What is asked - Write out all records as given; omit images.

--- BEGIN Entries shown ---

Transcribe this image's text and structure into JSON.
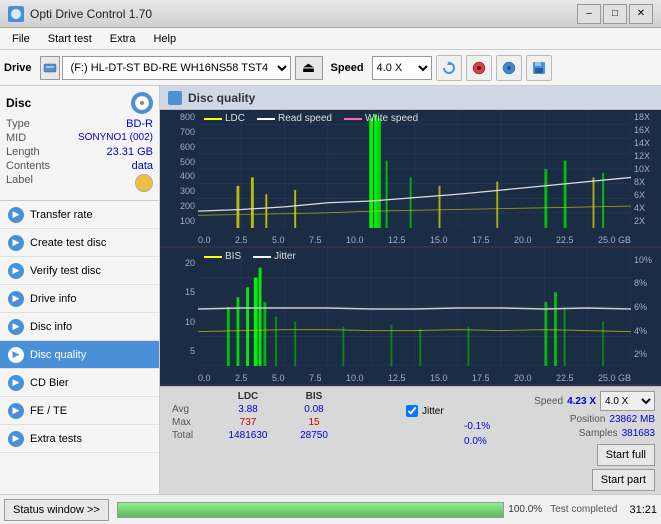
{
  "titleBar": {
    "title": "Opti Drive Control 1.70",
    "minimizeLabel": "–",
    "maximizeLabel": "□",
    "closeLabel": "✕"
  },
  "menuBar": {
    "items": [
      "File",
      "Start test",
      "Extra",
      "Help"
    ]
  },
  "toolbar": {
    "driveLabel": "Drive",
    "driveValue": "(F:) HL-DT-ST BD-RE  WH16NS58 TST4",
    "speedLabel": "Speed",
    "speedValue": "4.0 X"
  },
  "sidebar": {
    "discSection": {
      "header": "Disc",
      "typeLabel": "Type",
      "typeValue": "BD-R",
      "midLabel": "MID",
      "midValue": "SONYNO1 (002)",
      "lengthLabel": "Length",
      "lengthValue": "23.31 GB",
      "contentsLabel": "Contents",
      "contentsValue": "data",
      "labelLabel": "Label",
      "labelValue": ""
    },
    "items": [
      {
        "label": "Transfer rate",
        "icon": "▶",
        "iconColor": "si-blue",
        "active": false
      },
      {
        "label": "Create test disc",
        "icon": "▶",
        "iconColor": "si-blue",
        "active": false
      },
      {
        "label": "Verify test disc",
        "icon": "▶",
        "iconColor": "si-blue",
        "active": false
      },
      {
        "label": "Drive info",
        "icon": "▶",
        "iconColor": "si-blue",
        "active": false
      },
      {
        "label": "Disc info",
        "icon": "▶",
        "iconColor": "si-blue",
        "active": false
      },
      {
        "label": "Disc quality",
        "icon": "▶",
        "iconColor": "si-blue",
        "active": true
      },
      {
        "label": "CD Bier",
        "icon": "▶",
        "iconColor": "si-blue",
        "active": false
      },
      {
        "label": "FE / TE",
        "icon": "▶",
        "iconColor": "si-blue",
        "active": false
      },
      {
        "label": "Extra tests",
        "icon": "▶",
        "iconColor": "si-blue",
        "active": false
      }
    ]
  },
  "contentHeader": {
    "title": "Disc quality"
  },
  "chart1": {
    "legend": [
      {
        "label": "LDC",
        "color": "#ffff00"
      },
      {
        "label": "Read speed",
        "color": "#ffffff"
      },
      {
        "label": "Write speed",
        "color": "#ff69b4"
      }
    ],
    "yLeftLabels": [
      "800",
      "700",
      "600",
      "500",
      "400",
      "300",
      "200",
      "100"
    ],
    "yRightLabels": [
      "18X",
      "16X",
      "14X",
      "12X",
      "10X",
      "8X",
      "6X",
      "4X",
      "2X"
    ],
    "xLabels": [
      "0.0",
      "2.5",
      "5.0",
      "7.5",
      "10.0",
      "12.5",
      "15.0",
      "17.5",
      "20.0",
      "22.5",
      "25.0 GB"
    ]
  },
  "chart2": {
    "legend": [
      {
        "label": "BIS",
        "color": "#ffff00"
      },
      {
        "label": "Jitter",
        "color": "#ffffff"
      }
    ],
    "yLeftLabels": [
      "20",
      "15",
      "10",
      "5"
    ],
    "yRightLabels": [
      "10%",
      "8%",
      "6%",
      "4%",
      "2%"
    ],
    "xLabels": [
      "0.0",
      "2.5",
      "5.0",
      "7.5",
      "10.0",
      "12.5",
      "15.0",
      "17.5",
      "20.0",
      "22.5",
      "25.0 GB"
    ]
  },
  "stats": {
    "columns": [
      "LDC",
      "BIS",
      "",
      "Jitter"
    ],
    "rows": [
      {
        "label": "Avg",
        "ldc": "3.88",
        "bis": "0.08",
        "jitter": "-0.1%"
      },
      {
        "label": "Max",
        "ldc": "737",
        "bis": "15",
        "jitter": "0.0%"
      },
      {
        "label": "Total",
        "ldc": "1481630",
        "bis": "28750",
        "jitter": ""
      }
    ],
    "jitterChecked": true,
    "jitterLabel": "Jitter",
    "speedLabel": "Speed",
    "speedValue": "4.23 X",
    "speedSelectValue": "4.0 X",
    "positionLabel": "Position",
    "positionValue": "23862 MB",
    "samplesLabel": "Samples",
    "samplesValue": "381683",
    "startFullLabel": "Start full",
    "startPartLabel": "Start part"
  },
  "statusBar": {
    "statusBtnLabel": "Status window >>",
    "progressPercent": 100,
    "progressLabel": "100.0%",
    "timeLabel": "31:21",
    "completedLabel": "Test completed"
  },
  "colors": {
    "accent": "#4a90d9",
    "chartBg": "#1a2d45",
    "gridLine": "#2a4060",
    "ldc": "#c8c800",
    "bis": "#c8c800",
    "readSpeed": "#e0e0e0",
    "jitter": "#e0e0e0",
    "spikeGreen": "#00dd00",
    "spikeYellow": "#dddd00"
  }
}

--- END Entries shown ---

Answer to this problem -
Transcribe this image's text and structure into JSON.
{
  "titleBar": {
    "title": "Opti Drive Control 1.70",
    "minimizeLabel": "–",
    "maximizeLabel": "□",
    "closeLabel": "✕"
  },
  "menuBar": {
    "items": [
      "File",
      "Start test",
      "Extra",
      "Help"
    ]
  },
  "toolbar": {
    "driveLabel": "Drive",
    "driveValue": "(F:) HL-DT-ST BD-RE  WH16NS58 TST4",
    "speedLabel": "Speed",
    "speedValue": "4.0 X"
  },
  "sidebar": {
    "discSection": {
      "header": "Disc",
      "typeLabel": "Type",
      "typeValue": "BD-R",
      "midLabel": "MID",
      "midValue": "SONYNO1 (002)",
      "lengthLabel": "Length",
      "lengthValue": "23.31 GB",
      "contentsLabel": "Contents",
      "contentsValue": "data",
      "labelLabel": "Label",
      "labelValue": ""
    },
    "items": [
      {
        "label": "Transfer rate",
        "icon": "▶",
        "iconColor": "si-blue",
        "active": false
      },
      {
        "label": "Create test disc",
        "icon": "▶",
        "iconColor": "si-blue",
        "active": false
      },
      {
        "label": "Verify test disc",
        "icon": "▶",
        "iconColor": "si-blue",
        "active": false
      },
      {
        "label": "Drive info",
        "icon": "▶",
        "iconColor": "si-blue",
        "active": false
      },
      {
        "label": "Disc info",
        "icon": "▶",
        "iconColor": "si-blue",
        "active": false
      },
      {
        "label": "Disc quality",
        "icon": "▶",
        "iconColor": "si-blue",
        "active": true
      },
      {
        "label": "CD Bier",
        "icon": "▶",
        "iconColor": "si-blue",
        "active": false
      },
      {
        "label": "FE / TE",
        "icon": "▶",
        "iconColor": "si-blue",
        "active": false
      },
      {
        "label": "Extra tests",
        "icon": "▶",
        "iconColor": "si-blue",
        "active": false
      }
    ]
  },
  "contentHeader": {
    "title": "Disc quality"
  },
  "chart1": {
    "legend": [
      {
        "label": "LDC",
        "color": "#ffff00"
      },
      {
        "label": "Read speed",
        "color": "#ffffff"
      },
      {
        "label": "Write speed",
        "color": "#ff69b4"
      }
    ],
    "yLeftLabels": [
      "800",
      "700",
      "600",
      "500",
      "400",
      "300",
      "200",
      "100"
    ],
    "yRightLabels": [
      "18X",
      "16X",
      "14X",
      "12X",
      "10X",
      "8X",
      "6X",
      "4X",
      "2X"
    ],
    "xLabels": [
      "0.0",
      "2.5",
      "5.0",
      "7.5",
      "10.0",
      "12.5",
      "15.0",
      "17.5",
      "20.0",
      "22.5",
      "25.0 GB"
    ]
  },
  "chart2": {
    "legend": [
      {
        "label": "BIS",
        "color": "#ffff00"
      },
      {
        "label": "Jitter",
        "color": "#ffffff"
      }
    ],
    "yLeftLabels": [
      "20",
      "15",
      "10",
      "5"
    ],
    "yRightLabels": [
      "10%",
      "8%",
      "6%",
      "4%",
      "2%"
    ],
    "xLabels": [
      "0.0",
      "2.5",
      "5.0",
      "7.5",
      "10.0",
      "12.5",
      "15.0",
      "17.5",
      "20.0",
      "22.5",
      "25.0 GB"
    ]
  },
  "stats": {
    "columns": [
      "LDC",
      "BIS",
      "",
      "Jitter"
    ],
    "rows": [
      {
        "label": "Avg",
        "ldc": "3.88",
        "bis": "0.08",
        "jitter": "-0.1%"
      },
      {
        "label": "Max",
        "ldc": "737",
        "bis": "15",
        "jitter": "0.0%"
      },
      {
        "label": "Total",
        "ldc": "1481630",
        "bis": "28750",
        "jitter": ""
      }
    ],
    "jitterChecked": true,
    "jitterLabel": "Jitter",
    "speedLabel": "Speed",
    "speedValue": "4.23 X",
    "speedSelectValue": "4.0 X",
    "positionLabel": "Position",
    "positionValue": "23862 MB",
    "samplesLabel": "Samples",
    "samplesValue": "381683",
    "startFullLabel": "Start full",
    "startPartLabel": "Start part"
  },
  "statusBar": {
    "statusBtnLabel": "Status window >>",
    "progressPercent": 100,
    "progressLabel": "100.0%",
    "timeLabel": "31:21",
    "completedLabel": "Test completed"
  },
  "colors": {
    "accent": "#4a90d9",
    "chartBg": "#1a2d45",
    "gridLine": "#2a4060",
    "ldc": "#c8c800",
    "bis": "#c8c800",
    "readSpeed": "#e0e0e0",
    "jitter": "#e0e0e0",
    "spikeGreen": "#00dd00",
    "spikeYellow": "#dddd00"
  }
}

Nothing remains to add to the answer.